# START OF DATA ENTRIES

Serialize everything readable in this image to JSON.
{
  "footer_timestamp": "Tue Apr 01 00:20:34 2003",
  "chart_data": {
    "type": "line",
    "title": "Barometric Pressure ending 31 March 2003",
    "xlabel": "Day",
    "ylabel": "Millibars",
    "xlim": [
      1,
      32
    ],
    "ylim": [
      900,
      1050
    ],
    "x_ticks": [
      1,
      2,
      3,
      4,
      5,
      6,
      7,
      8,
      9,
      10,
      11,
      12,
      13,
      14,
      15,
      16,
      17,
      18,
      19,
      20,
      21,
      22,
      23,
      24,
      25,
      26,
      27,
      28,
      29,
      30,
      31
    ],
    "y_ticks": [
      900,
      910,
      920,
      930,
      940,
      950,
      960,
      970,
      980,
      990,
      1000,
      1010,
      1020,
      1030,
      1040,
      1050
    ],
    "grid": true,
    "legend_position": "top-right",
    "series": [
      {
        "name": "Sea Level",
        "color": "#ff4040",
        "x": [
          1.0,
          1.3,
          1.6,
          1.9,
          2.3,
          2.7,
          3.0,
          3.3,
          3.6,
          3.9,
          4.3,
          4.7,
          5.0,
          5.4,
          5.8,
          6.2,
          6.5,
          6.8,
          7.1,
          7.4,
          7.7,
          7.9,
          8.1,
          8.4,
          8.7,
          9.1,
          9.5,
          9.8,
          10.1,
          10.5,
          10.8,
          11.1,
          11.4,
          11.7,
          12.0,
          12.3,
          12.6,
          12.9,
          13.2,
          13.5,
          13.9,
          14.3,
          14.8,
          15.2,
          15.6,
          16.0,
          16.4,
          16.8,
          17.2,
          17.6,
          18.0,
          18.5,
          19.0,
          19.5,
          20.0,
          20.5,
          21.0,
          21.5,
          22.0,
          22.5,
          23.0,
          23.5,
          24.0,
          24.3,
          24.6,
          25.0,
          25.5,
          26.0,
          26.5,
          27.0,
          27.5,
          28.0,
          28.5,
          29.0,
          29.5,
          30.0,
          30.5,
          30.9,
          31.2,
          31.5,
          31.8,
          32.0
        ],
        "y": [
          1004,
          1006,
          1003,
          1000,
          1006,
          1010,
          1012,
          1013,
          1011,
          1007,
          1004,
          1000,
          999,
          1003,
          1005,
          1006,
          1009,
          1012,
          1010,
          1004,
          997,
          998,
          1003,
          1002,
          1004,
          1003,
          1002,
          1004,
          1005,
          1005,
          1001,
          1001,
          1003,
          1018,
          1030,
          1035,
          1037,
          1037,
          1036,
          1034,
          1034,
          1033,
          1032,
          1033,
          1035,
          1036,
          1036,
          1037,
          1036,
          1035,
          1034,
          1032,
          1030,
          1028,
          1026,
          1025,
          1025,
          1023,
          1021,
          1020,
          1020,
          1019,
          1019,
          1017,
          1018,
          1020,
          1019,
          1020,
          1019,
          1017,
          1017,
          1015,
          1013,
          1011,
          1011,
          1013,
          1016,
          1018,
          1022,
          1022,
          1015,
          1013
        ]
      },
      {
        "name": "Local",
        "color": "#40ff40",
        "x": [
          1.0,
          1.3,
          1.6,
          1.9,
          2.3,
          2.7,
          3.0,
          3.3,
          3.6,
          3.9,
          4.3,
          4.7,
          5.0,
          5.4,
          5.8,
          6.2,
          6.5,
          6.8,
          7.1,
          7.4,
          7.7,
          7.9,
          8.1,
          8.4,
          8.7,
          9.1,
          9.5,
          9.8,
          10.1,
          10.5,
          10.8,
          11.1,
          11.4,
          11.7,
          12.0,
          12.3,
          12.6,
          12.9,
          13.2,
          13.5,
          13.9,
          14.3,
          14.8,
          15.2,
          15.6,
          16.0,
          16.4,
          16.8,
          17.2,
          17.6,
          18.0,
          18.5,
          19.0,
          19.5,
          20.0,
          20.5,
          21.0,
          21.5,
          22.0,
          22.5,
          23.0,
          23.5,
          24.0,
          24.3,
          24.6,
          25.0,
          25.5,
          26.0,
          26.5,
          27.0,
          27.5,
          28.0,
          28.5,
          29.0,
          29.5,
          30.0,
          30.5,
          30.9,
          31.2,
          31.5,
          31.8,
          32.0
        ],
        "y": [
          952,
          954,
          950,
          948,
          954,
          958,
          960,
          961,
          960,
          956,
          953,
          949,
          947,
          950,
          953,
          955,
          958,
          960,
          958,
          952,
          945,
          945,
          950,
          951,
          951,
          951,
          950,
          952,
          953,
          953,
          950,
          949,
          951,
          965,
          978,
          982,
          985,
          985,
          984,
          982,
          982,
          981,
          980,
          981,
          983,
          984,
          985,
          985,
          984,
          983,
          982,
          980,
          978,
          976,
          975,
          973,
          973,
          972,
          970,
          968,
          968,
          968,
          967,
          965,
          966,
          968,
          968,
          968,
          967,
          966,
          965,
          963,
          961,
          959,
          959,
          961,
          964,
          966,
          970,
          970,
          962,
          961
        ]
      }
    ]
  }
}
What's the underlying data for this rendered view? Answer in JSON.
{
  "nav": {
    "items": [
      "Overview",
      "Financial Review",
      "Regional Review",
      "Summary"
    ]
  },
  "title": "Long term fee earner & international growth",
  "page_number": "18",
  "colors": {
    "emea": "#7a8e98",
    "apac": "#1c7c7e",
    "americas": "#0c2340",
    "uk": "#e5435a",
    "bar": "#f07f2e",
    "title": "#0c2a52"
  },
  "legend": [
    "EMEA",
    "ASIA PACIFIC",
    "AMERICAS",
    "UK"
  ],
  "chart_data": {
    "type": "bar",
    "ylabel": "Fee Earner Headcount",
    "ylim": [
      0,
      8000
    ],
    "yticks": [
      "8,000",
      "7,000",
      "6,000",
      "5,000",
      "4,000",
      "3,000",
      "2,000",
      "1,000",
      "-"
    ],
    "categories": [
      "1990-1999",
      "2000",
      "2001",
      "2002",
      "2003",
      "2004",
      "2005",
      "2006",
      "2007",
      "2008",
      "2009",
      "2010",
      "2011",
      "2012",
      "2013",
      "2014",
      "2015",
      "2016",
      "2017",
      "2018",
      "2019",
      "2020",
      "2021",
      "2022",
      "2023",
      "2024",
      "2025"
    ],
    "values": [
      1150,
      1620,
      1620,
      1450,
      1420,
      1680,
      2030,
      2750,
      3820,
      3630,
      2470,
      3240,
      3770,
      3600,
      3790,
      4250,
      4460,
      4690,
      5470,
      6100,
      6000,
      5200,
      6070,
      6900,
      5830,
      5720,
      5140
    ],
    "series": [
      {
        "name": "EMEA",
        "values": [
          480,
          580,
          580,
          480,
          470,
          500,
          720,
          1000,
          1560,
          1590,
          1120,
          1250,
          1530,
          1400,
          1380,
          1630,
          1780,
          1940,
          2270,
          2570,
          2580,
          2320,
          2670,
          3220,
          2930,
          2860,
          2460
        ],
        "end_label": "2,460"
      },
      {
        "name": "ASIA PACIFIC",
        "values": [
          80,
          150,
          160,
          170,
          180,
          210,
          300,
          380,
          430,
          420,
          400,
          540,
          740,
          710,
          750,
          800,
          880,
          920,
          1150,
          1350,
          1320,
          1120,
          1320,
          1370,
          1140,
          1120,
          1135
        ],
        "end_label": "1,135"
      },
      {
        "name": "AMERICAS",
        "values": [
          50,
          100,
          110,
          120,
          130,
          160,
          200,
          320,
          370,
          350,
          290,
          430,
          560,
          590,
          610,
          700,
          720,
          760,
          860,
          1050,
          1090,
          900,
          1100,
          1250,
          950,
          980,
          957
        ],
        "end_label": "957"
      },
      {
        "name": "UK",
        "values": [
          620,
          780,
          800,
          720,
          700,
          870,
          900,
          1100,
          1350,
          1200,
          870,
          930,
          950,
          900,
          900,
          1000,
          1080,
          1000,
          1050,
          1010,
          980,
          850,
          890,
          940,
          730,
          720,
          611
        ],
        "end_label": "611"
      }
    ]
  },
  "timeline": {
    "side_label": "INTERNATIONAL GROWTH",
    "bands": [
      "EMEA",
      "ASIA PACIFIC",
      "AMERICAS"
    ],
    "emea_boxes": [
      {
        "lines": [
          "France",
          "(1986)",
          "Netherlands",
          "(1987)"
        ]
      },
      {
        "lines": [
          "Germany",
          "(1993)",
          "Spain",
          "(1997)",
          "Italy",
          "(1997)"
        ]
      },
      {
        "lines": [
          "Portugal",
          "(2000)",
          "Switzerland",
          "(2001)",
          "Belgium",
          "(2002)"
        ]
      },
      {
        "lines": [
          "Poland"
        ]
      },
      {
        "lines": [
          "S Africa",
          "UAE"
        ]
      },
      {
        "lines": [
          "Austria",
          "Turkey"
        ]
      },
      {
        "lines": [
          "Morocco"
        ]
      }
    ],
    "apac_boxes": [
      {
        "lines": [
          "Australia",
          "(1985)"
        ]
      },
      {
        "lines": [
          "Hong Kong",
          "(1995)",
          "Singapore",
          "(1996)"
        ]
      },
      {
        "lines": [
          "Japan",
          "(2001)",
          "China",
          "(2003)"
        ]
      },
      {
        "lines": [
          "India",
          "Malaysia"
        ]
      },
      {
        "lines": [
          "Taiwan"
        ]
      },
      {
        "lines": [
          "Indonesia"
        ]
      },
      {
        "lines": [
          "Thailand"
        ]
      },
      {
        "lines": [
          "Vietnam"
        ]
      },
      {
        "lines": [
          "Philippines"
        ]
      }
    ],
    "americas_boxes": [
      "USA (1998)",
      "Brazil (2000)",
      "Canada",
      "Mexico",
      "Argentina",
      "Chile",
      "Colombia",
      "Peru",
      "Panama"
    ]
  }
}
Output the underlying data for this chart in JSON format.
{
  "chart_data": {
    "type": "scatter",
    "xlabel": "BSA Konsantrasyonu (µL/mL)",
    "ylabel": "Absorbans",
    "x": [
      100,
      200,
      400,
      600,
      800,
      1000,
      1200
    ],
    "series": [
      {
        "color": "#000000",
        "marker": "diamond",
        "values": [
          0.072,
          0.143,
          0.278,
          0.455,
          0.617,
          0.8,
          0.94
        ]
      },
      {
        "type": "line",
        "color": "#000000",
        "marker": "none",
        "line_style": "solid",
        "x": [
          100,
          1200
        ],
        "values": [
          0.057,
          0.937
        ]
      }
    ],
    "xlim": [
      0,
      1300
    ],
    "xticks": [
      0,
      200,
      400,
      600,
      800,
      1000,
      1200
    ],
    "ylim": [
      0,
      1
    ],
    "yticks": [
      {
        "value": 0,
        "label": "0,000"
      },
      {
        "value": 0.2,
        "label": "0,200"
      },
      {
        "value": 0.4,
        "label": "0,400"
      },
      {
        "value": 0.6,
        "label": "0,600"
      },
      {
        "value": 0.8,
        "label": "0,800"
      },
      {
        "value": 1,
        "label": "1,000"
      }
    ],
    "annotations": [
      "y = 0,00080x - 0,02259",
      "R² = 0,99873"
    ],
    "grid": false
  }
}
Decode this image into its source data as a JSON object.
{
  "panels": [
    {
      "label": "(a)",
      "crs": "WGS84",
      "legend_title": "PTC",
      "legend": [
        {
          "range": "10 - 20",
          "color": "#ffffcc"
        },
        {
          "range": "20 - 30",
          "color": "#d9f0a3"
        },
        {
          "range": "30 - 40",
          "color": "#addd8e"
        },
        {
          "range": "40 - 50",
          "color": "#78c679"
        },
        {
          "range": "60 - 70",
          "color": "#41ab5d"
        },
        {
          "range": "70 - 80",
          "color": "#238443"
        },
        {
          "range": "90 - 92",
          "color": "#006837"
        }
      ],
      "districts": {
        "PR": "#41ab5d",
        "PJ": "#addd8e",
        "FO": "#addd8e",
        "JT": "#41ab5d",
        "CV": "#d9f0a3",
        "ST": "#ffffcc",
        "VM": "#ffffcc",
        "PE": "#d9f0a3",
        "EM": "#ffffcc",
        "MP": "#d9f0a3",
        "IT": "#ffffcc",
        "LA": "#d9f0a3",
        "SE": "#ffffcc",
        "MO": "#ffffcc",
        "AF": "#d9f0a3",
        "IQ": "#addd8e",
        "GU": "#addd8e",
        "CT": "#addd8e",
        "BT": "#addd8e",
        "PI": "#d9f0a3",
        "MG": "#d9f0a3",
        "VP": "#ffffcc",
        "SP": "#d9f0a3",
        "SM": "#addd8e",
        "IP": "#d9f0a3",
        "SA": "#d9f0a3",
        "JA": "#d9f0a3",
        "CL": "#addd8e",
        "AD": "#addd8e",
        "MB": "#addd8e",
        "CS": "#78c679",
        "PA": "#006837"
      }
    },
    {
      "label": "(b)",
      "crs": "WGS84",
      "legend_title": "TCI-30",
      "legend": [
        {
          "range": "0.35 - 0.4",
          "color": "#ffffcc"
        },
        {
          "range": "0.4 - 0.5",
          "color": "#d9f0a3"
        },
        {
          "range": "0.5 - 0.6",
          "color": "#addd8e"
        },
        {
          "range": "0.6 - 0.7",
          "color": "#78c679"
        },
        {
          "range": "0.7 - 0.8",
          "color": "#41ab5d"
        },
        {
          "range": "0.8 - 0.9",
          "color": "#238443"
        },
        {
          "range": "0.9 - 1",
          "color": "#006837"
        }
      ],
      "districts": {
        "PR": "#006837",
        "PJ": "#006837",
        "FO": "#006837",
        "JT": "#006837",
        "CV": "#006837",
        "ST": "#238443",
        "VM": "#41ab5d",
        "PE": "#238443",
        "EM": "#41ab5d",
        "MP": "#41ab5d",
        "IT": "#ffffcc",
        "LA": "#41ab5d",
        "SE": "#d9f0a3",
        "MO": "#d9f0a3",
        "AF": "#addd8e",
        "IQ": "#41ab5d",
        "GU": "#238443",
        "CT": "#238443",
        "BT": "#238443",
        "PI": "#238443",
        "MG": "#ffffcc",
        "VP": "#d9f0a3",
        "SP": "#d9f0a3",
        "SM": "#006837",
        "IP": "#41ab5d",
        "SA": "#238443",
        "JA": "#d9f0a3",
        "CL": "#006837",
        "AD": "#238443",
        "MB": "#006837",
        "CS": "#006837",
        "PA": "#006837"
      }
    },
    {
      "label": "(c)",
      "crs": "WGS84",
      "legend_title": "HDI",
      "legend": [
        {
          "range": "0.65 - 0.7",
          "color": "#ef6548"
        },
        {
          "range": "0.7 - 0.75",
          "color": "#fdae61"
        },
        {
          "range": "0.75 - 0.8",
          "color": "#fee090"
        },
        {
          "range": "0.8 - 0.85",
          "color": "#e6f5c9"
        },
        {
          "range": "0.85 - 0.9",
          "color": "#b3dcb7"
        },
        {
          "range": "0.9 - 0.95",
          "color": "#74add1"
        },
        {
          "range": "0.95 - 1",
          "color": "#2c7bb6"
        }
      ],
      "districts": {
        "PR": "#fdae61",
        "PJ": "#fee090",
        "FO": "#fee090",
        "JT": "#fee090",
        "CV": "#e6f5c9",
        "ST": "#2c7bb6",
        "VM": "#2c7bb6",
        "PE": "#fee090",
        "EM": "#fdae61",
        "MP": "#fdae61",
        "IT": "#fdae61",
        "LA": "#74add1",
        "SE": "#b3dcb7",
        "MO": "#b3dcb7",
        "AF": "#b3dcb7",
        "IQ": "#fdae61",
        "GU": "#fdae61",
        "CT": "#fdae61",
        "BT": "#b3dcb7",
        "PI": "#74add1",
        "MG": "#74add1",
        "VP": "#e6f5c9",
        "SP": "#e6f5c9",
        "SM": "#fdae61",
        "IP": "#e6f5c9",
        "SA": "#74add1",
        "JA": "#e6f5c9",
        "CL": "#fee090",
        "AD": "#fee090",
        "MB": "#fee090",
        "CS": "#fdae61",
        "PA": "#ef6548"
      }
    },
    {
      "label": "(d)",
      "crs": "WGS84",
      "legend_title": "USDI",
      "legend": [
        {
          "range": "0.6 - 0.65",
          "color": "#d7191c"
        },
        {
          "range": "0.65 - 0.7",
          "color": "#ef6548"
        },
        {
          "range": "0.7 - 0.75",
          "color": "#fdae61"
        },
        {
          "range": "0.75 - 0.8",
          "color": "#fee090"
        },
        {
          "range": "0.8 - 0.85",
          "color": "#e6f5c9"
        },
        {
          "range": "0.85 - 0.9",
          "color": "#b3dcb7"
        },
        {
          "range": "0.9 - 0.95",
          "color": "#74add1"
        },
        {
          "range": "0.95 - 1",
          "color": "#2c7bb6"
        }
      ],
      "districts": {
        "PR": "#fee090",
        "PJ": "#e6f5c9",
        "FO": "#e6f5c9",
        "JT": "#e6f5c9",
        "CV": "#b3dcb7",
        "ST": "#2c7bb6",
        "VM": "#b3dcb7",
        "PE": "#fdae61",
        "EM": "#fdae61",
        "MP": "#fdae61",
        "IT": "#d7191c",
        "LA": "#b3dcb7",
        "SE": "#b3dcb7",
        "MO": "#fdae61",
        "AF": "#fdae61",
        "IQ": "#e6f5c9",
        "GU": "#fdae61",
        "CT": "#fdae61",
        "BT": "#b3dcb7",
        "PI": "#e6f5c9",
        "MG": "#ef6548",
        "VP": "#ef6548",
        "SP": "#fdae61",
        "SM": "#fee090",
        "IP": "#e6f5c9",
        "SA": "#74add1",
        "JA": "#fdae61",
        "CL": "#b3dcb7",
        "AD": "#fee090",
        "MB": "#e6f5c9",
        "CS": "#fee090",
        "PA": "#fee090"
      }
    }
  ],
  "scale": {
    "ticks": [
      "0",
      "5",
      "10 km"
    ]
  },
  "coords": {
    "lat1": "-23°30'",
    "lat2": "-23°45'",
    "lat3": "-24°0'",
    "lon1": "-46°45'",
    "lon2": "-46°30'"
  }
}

# END OF DATA ENTRIES

_WHAT THIS TASK INVOLVES_:
Gather and copy every line of the data in which the string "ASIA" is found.

_FINISHED EXERCISE_:
    "ASIA PACIFIC",
        "name": "ASIA PACIFIC",
      "ASIA PACIFIC",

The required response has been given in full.